----- Provided records

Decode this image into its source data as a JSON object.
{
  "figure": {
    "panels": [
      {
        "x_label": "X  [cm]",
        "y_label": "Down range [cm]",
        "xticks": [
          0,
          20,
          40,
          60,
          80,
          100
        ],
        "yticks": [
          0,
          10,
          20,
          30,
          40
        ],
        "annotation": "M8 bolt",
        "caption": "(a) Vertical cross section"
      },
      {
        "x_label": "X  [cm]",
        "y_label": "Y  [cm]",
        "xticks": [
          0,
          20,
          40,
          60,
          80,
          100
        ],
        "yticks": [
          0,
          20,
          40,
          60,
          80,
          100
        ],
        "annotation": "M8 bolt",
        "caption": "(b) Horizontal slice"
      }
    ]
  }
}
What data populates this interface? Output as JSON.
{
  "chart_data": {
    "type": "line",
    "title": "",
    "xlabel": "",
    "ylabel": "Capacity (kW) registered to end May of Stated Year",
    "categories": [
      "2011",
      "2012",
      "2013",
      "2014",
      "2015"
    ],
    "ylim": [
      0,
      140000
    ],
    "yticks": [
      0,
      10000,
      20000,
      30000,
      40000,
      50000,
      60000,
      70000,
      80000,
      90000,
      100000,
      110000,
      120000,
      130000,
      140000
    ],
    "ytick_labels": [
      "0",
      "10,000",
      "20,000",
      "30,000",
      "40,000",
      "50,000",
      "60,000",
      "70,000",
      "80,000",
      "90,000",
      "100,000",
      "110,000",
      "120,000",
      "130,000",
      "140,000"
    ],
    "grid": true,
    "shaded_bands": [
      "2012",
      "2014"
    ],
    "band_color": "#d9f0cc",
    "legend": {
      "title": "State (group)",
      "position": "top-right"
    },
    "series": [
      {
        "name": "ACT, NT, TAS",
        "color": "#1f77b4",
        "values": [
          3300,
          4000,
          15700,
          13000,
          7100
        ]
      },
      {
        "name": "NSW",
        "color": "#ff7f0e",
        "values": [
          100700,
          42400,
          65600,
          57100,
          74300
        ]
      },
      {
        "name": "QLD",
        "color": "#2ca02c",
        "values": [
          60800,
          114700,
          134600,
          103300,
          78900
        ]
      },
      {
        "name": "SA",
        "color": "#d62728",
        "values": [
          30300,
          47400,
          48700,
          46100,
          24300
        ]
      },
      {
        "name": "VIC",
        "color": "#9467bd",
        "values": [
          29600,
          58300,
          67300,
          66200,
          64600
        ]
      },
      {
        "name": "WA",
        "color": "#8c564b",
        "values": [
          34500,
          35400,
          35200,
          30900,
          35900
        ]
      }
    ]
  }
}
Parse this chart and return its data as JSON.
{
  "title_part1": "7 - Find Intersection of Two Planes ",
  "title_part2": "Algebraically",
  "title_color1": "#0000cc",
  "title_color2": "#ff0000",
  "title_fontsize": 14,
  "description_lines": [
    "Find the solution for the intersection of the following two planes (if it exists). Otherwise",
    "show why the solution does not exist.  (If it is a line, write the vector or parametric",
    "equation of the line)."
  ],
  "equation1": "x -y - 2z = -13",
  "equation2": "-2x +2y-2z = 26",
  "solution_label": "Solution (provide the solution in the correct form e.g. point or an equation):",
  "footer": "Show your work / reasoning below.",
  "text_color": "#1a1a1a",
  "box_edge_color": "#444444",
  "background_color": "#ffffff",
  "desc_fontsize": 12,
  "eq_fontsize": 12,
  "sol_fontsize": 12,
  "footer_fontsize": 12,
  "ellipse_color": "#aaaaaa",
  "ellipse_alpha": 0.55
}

----------

- Short task: Please list every line of the records that contains "this".

- Task result:
Decode this image into its source data as a JSON object.
What data populates this interface? Output as JSON.
Parse this chart and return its data as JSON.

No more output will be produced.